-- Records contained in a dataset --
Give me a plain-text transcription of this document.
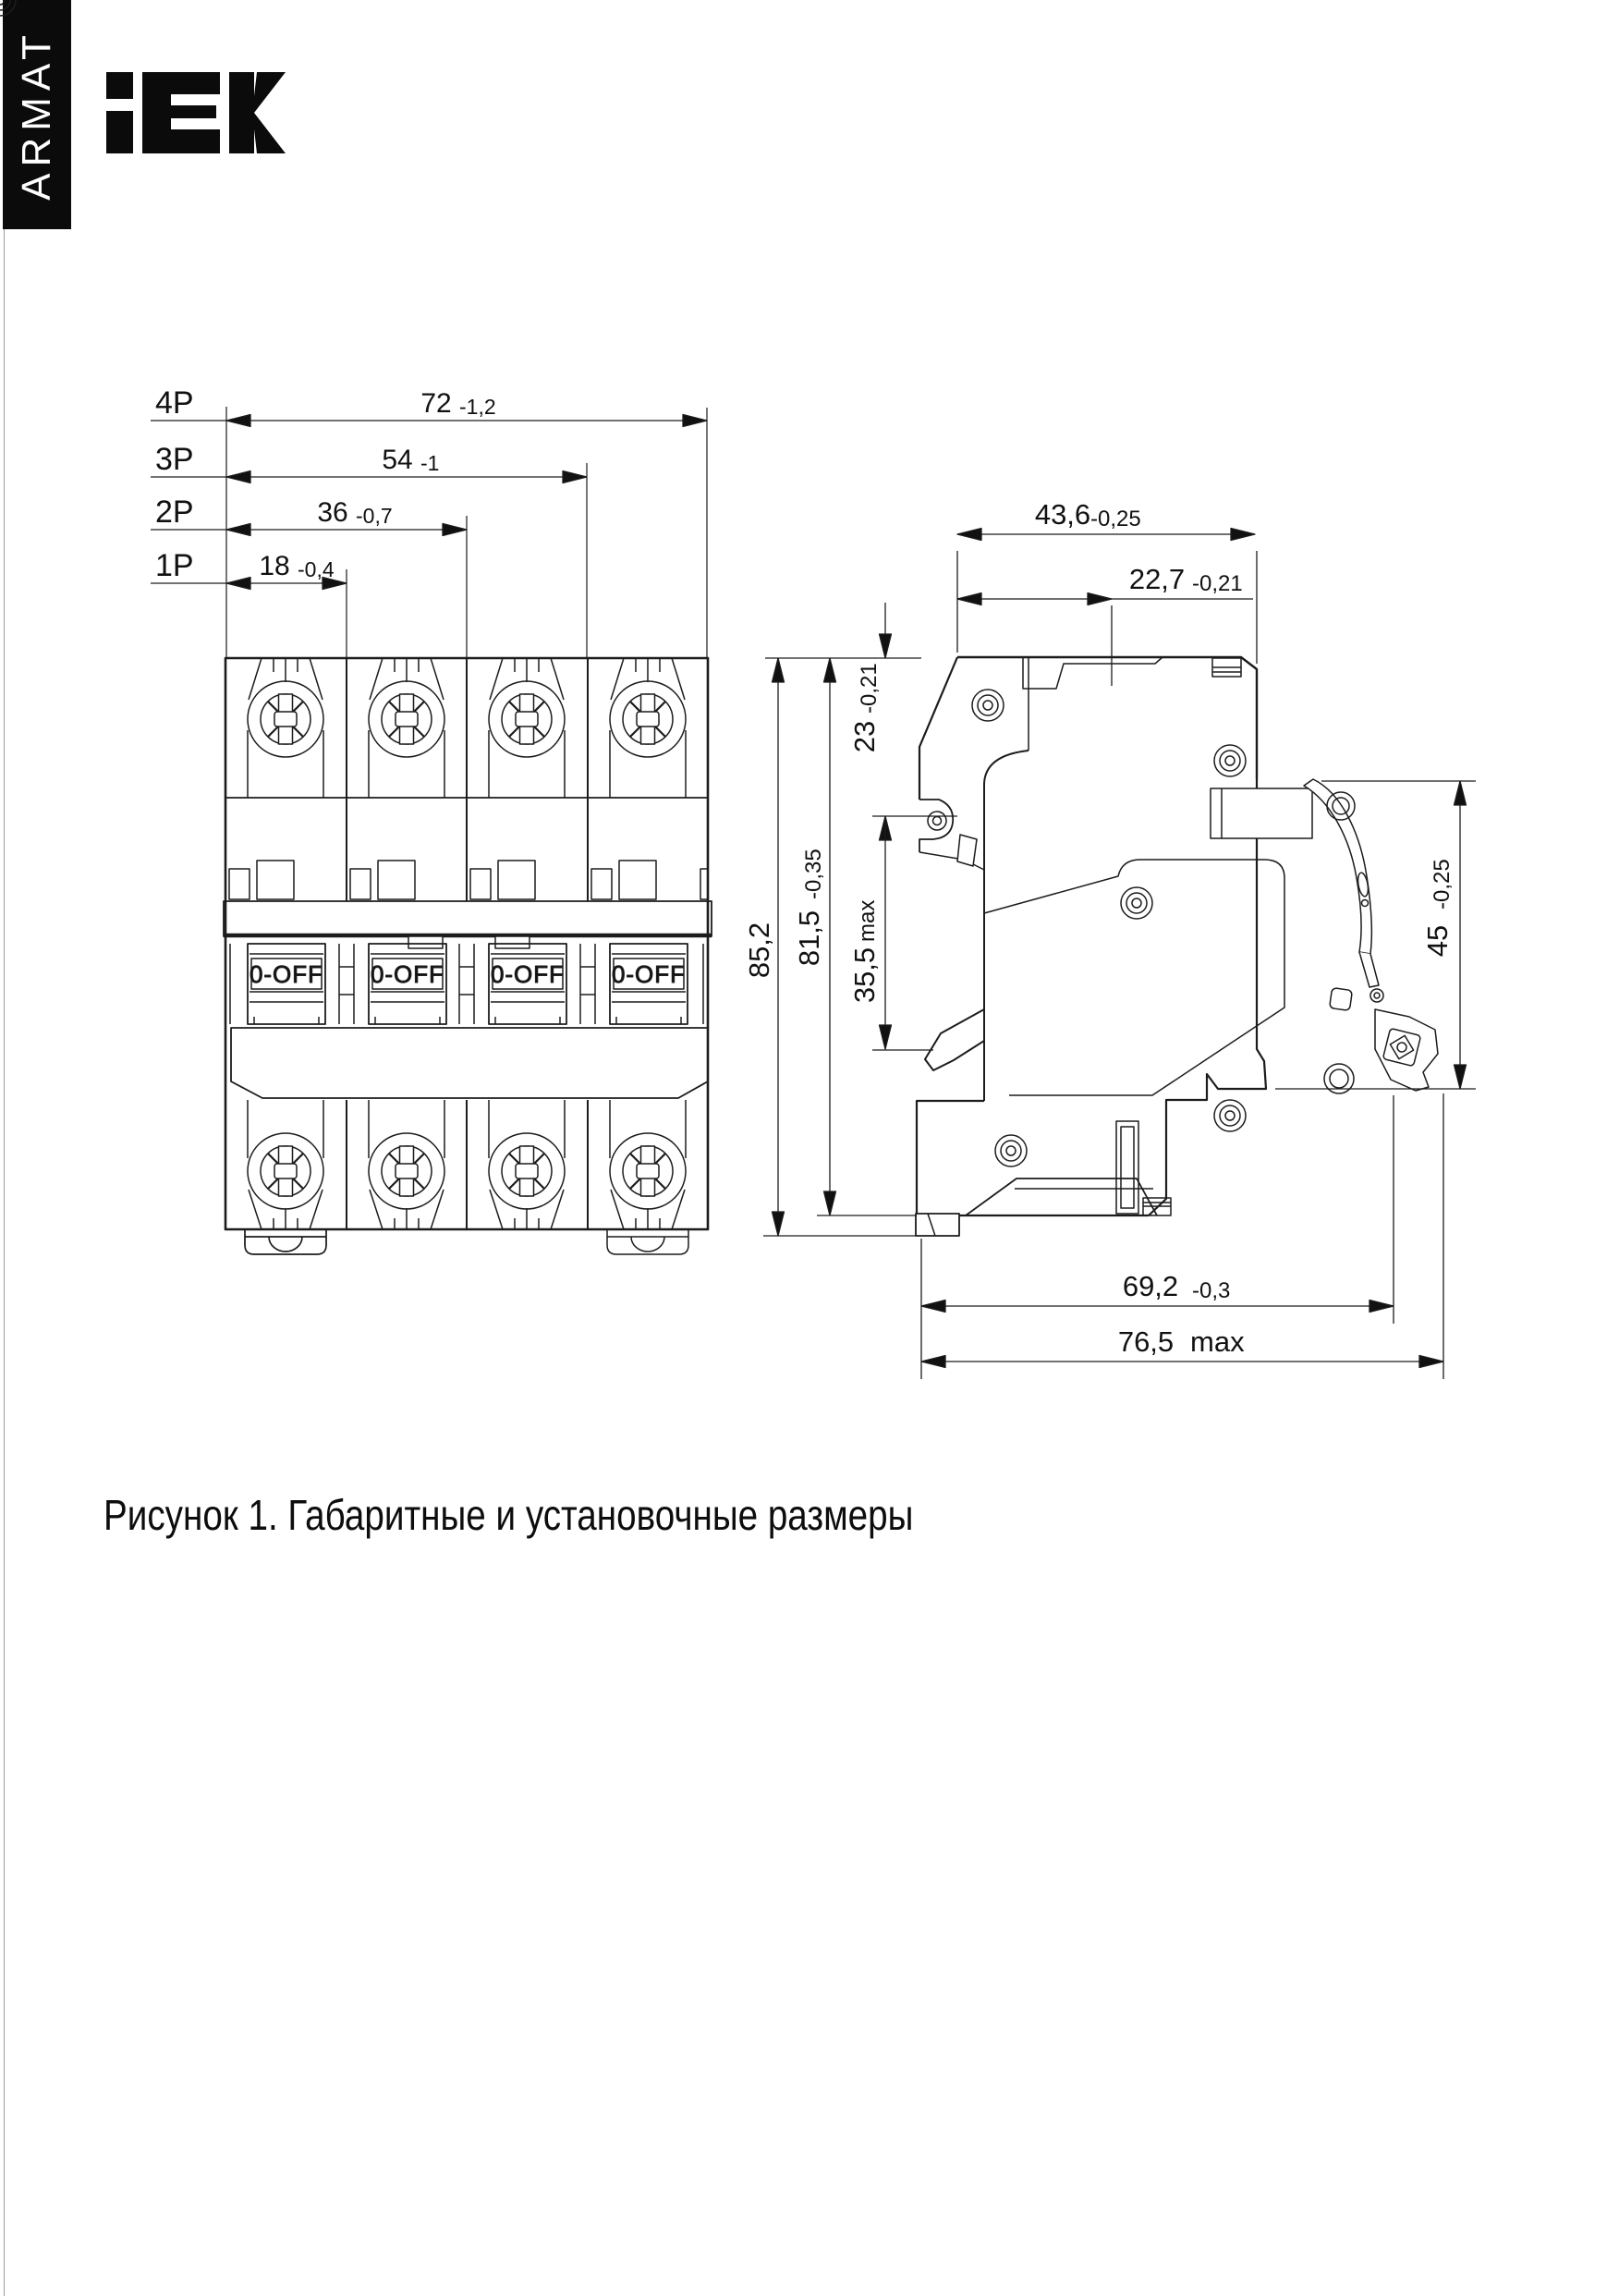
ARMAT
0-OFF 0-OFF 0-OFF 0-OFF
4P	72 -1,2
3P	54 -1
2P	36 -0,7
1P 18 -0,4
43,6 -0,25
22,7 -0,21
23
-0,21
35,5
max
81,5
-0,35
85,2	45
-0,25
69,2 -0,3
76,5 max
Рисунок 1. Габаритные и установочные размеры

-- GOAL --
Transcribe the full listing above exactly as it stands, minus the pictures.

-- RESPONSE --
Give me a plain-text transcription of this document.
ARMAT
0-OFF 0-OFF 0-OFF 0-OFF
4P	72 -1,2
3P	54 -1
2P	36 -0,7
1P 18 -0,4
43,6 -0,25
22,7 -0,21
23
-0,21
35,5
max
81,5
-0,35
85,2	45
-0,25
69,2 -0,3
76,5 max
Рисунок 1. Габаритные и установочные размеры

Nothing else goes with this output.